Punta y tacón
Silvia Cruz Lapeña
@silviacruz_news
Periodista.
“Todos nos sentimos obligados, cuando nos encontramos cara a cara con un artista, a decirle cosas educadas y agradables, pensemos lo que pensemos de su obra”, escribió Nicolas Slonimsky, director de orquesta, compositor, pianista y escritor ya fallecido. Sus reflexiones en torno a lo que se escribe y cómo sobre la música que hacen otros se puede leer en un pequeño ensayo titulado Wagner, música del averno (Flash Ensayo, 2017), donde se recogen las frases envenenadas que escribieron periodistas, críticos, aficionados o músicos sobre los estrenos del compositor alemán.
“Wagner tiene momentos bellos, pero cuartos de hora malos”, dice una de las citas que recoge el libro. “No creo que ni una sola de las composiciones de Wagner lo sobreviva”, dijo sobre el estreno de Tanhäusser el crítico del diario The Times en 1854. Esas frases demuestran dos cosas básicas de este oficio: que las ocurrencias sólo funcionan si son certeras y que es mejor que los periodistas no jueguen a ser videntes.

_DATOS REGISTRADOS_.
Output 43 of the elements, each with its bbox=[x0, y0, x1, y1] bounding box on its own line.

_TU TAREA_.
Transcribe sin cambios el fragmento de la columna sobre Wagner que va de "Punta y tacón" a "del compositor alemán.".

_RESPUESTA_.
Punta y tacón
Silvia Cruz Lapeña
@silviacruz_news
Periodista.
“Todos nos sentimos obligados, cuando nos encontramos cara a cara con un artista, a decirle cosas educadas y agradables, pensemos lo que pensemos de su obra”, escribió Nicolas Slonimsky, director de orquesta, compositor, pianista y escritor ya fallecido. Sus reflexiones en torno a lo que se escribe y cómo sobre la música que hacen otros se puede leer en un pequeño ensayo titulado Wagner, música del averno (Flash Ensayo, 2017), donde se recogen las frases envenenadas que escribieron periodistas, críticos, aficionados o músicos sobre los estrenos del compositor alemán.